Omit the pictures, then write out every entry exactly as it reads.

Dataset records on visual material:
________________________________________

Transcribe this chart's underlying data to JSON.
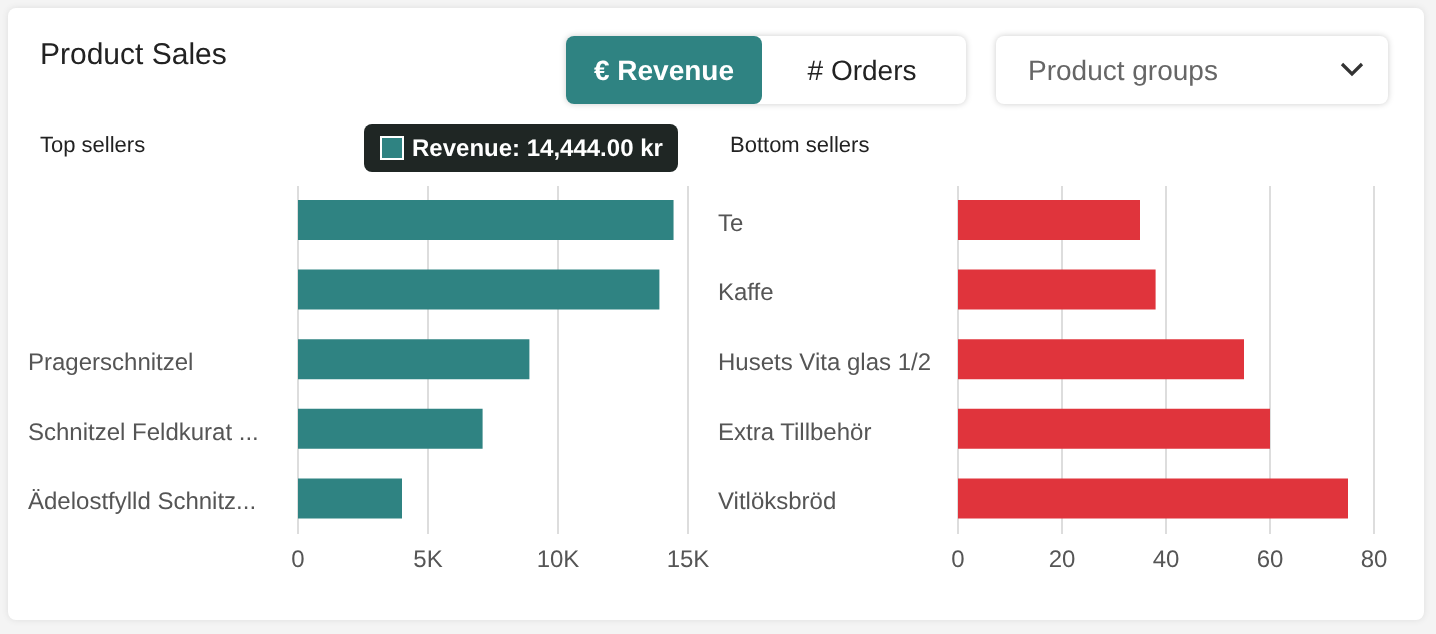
{
  "chart_data": [
    {
      "type": "other",
      "title": "Product Sales",
      "annotations": [
        "€ Revenue",
        "# Orders",
        "Product groups"
      ]
    },
    {
      "type": "bar",
      "orientation": "horizontal",
      "title": "Top sellers",
      "categories": [
        null,
        null,
        "Pragerschnitzel",
        "Schnitzel Feldkurat ...",
        "Ädelostfylld Schnitz..."
      ],
      "values": [
        14444,
        13900,
        8900,
        7100,
        4000
      ],
      "color": "#2f8382",
      "xlim": [
        0,
        15000
      ],
      "xticks": [
        0,
        {
          "value": 5000,
          "label": "5K"
        },
        {
          "value": 10000,
          "label": "10K"
        },
        {
          "value": 15000,
          "label": "15K"
        }
      ],
      "grid": "x",
      "legend": false,
      "annotations": [
        "Revenue: 14,444.00 kr"
      ]
    },
    {
      "type": "bar",
      "orientation": "horizontal",
      "title": "Bottom sellers",
      "categories": [
        "Te",
        "Kaffe",
        "Husets Vita glas 1/2",
        "Extra Tillbehör",
        "Vitlöksbröd"
      ],
      "values": [
        35,
        38,
        55,
        60,
        75
      ],
      "color": "#e0343c",
      "xlim": [
        0,
        80
      ],
      "xticks": [
        0,
        20,
        40,
        60,
        80
      ],
      "grid": "x",
      "legend": false
    }
  ]
}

________________________________________

- [TASK RESPONSE]
Transcribe this chart's underlying data to JSON.
{
  "chart_data": [
    {
      "type": "other",
      "title": "Product Sales",
      "annotations": [
        "€ Revenue",
        "# Orders",
        "Product groups"
      ]
    },
    {
      "type": "bar",
      "orientation": "horizontal",
      "title": "Top sellers",
      "categories": [
        null,
        null,
        "Pragerschnitzel",
        "Schnitzel Feldkurat ...",
        "Ädelostfylld Schnitz..."
      ],
      "values": [
        14444,
        13900,
        8900,
        7100,
        4000
      ],
      "color": "#2f8382",
      "xlim": [
        0,
        15000
      ],
      "xticks": [
        0,
        {
          "value": 5000,
          "label": "5K"
        },
        {
          "value": 10000,
          "label": "10K"
        },
        {
          "value": 15000,
          "label": "15K"
        }
      ],
      "grid": "x",
      "legend": false,
      "annotations": [
        "Revenue: 14,444.00 kr"
      ]
    },
    {
      "type": "bar",
      "orientation": "horizontal",
      "title": "Bottom sellers",
      "categories": [
        "Te",
        "Kaffe",
        "Husets Vita glas 1/2",
        "Extra Tillbehör",
        "Vitlöksbröd"
      ],
      "values": [
        35,
        38,
        55,
        60,
        75
      ],
      "color": "#e0343c",
      "xlim": [
        0,
        80
      ],
      "xticks": [
        0,
        20,
        40,
        60,
        80
      ],
      "grid": "x",
      "legend": false
    }
  ]
}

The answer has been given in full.